◆ **VORLIEGENDER ARTIKEL**:
====================

Prozesse
Doppelmord-Prozess: Hinterhalt im Bahnhofs-Parkhaus

Weil er seine Ehefrau laut Anklage als sein Eigentum betrachtet hat, soll ein Mann zum Doppelmörder geworden sein. Seit Dienstag steht er vor Gericht – und schweigt. Die Zeugenaussagen sind erschütternd.

Dienstag, 11.02.2020, 16:41 Uhr aktualisiert: 11.02.2020, 16:52 Uhr
Eine Bronzestatue der Justitia steht unter freiem Himmel. Foto: Arne Dedert

Hagen (dpa/lnw) – Polizeibeamte im Saal, doppelte Kontrollen, jede Menge Justizwachtmeister: Unter verschärften Sicherheitsvorkehrungen hat am Dienstag in Hagen der Doppelmord-Prozess gegen einen 44-jährigen Kosovaren begonnen. Dem Angeklagten wird vorgeworfen, im vergangenen August am Bahnhof von Iserlohn zunächst seine getrennt von ihm lebende Ehefrau und anschließend deren Lebenspartner erstochen zu haben. Zum Prozessauftakt äußerte sich der Angeklagte nicht zu den Vorwürfen.

Die erhöhte Sicherheitsstufe war angeordnet worden, weil es nach Angaben von Gerichtssprecher Bernhard Kuchler im Vorfeld des Verfahrens einen «Blutracheschwur» von der albanischen Familie des getöteten Mannes gegeben haben soll.

Es war der 17. August 2019, als sich am Bahnhof von Iserlohn grausame Szenen abgespielt haben. Der Angeklagte soll seiner Ehefrau in einem Parkhaus aufgelauert und immer wieder zugestochen haben. Die Frau verblutete auf dem Betonboden des Parkhauses, zwischen zwei Autos.

Dem neuen Lebenspartner der 32-Jährigen war es trotz schwerster Verletzungen noch gelungen, bis zu den Gleisen am Bahnhof zu fliehen. Dann soll ihn der Angeklagte jedoch eingeholt und erneut auf ihn eingestochen haben. Die Ärzte zählten später über 70 Stich- und Schnittverletzungen.

Der Angeklagte habe den Mann regelrecht gequält, sagte Staatsanwalt Michael Burggräf am Rande des Prozesses. Außerdem habe er mit seinem Mobiltelefon sogar noch zwei Fotos von dem Sterbenden gemacht und die Bilder an Bekannte verschickt. «Dadurch können wir allerdings nachweisen, dass das Opfer bis zum Schluss gelebt hat und dann erst gestorben ist», so Burggräf.

====================

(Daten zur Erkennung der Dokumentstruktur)
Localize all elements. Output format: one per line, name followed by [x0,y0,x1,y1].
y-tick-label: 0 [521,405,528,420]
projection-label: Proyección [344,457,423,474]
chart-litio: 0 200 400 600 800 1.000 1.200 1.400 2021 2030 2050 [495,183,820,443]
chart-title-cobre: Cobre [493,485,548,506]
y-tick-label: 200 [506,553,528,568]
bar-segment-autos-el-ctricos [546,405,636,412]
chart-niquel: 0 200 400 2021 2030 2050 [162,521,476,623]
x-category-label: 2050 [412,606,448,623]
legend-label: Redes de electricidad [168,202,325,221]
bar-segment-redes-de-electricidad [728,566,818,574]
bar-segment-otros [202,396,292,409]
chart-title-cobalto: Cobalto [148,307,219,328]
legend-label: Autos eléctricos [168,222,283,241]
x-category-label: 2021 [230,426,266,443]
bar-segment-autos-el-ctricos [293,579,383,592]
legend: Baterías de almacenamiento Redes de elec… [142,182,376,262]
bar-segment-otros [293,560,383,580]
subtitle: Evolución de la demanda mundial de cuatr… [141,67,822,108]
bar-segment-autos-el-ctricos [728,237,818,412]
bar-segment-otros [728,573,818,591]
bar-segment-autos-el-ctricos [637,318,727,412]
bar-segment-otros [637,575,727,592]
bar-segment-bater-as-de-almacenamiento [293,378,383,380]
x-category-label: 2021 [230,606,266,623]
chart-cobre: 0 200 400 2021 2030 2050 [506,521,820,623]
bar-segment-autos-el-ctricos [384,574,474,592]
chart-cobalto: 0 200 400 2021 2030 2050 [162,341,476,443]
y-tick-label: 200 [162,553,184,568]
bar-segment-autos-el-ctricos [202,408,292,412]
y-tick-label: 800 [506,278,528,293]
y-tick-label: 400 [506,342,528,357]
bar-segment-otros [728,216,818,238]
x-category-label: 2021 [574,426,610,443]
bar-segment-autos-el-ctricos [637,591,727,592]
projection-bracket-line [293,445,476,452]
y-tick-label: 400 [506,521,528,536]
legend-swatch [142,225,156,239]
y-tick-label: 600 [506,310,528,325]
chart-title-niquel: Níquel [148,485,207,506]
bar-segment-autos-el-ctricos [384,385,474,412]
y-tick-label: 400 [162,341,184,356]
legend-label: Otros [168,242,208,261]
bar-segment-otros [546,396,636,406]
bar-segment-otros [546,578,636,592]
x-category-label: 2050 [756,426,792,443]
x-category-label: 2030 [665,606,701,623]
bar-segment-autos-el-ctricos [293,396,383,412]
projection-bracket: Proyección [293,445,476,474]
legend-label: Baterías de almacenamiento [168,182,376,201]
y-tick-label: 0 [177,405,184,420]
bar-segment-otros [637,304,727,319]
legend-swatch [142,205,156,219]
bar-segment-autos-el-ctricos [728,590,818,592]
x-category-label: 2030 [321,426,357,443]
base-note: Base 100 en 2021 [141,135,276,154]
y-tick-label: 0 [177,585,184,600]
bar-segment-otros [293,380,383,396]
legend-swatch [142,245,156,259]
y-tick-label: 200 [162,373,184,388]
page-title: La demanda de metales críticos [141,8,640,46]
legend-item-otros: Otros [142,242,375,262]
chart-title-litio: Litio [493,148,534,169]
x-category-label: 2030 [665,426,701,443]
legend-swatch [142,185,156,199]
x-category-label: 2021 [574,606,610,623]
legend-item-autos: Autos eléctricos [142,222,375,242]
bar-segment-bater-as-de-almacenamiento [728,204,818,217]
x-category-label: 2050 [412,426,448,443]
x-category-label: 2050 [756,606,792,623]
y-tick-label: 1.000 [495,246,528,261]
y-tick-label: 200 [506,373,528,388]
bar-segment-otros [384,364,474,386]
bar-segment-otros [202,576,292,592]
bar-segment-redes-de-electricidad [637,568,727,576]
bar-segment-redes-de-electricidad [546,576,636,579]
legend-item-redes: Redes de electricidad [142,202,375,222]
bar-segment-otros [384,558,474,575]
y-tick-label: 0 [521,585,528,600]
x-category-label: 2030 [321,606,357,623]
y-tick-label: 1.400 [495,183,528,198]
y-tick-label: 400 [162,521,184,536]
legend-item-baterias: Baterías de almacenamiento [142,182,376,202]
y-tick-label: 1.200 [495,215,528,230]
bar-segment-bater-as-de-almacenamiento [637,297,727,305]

====================

◆ **ÜBUNGSAUFGABEN**:
[1] Wie viele Stich- und Schnittverletzungen zählten die Ärzte laut dem Artikel über den Doppelmord-Prozess später?
[2] Gib aus dem Artikel über den Doppelmord-Prozess den Abschnitt wortgetreu aus, der bei „Hagen (dpa/lnw) –“ beginnt und bei „zu den Vorwürfen.“ endet.
Als Grundlage dient ausschließlich der Artikel.

◆ **LÖSUNGEN**:
[1] Die Ärzte zählten über 70 Stich- und Schnittverletzungen.

[2]
Hagen (dpa/lnw) – Polizeibeamte im Saal, doppelte Kontrollen, jede Menge Justizwachtmeister: Unter verschärften Sicherheitsvorkehrungen hat am Dienstag in Hagen der Doppelmord-Prozess gegen einen 44-jährigen Kosovaren begonnen. Dem Angeklagten wird vorgeworfen, im vergangenen August am Bahnhof von Iserlohn zunächst seine getrennt von ihm lebende Ehefrau und anschließend deren Lebenspartner erstochen zu haben. Zum Prozessauftakt äußerte sich der Angeklagte nicht zu den Vorwürfen.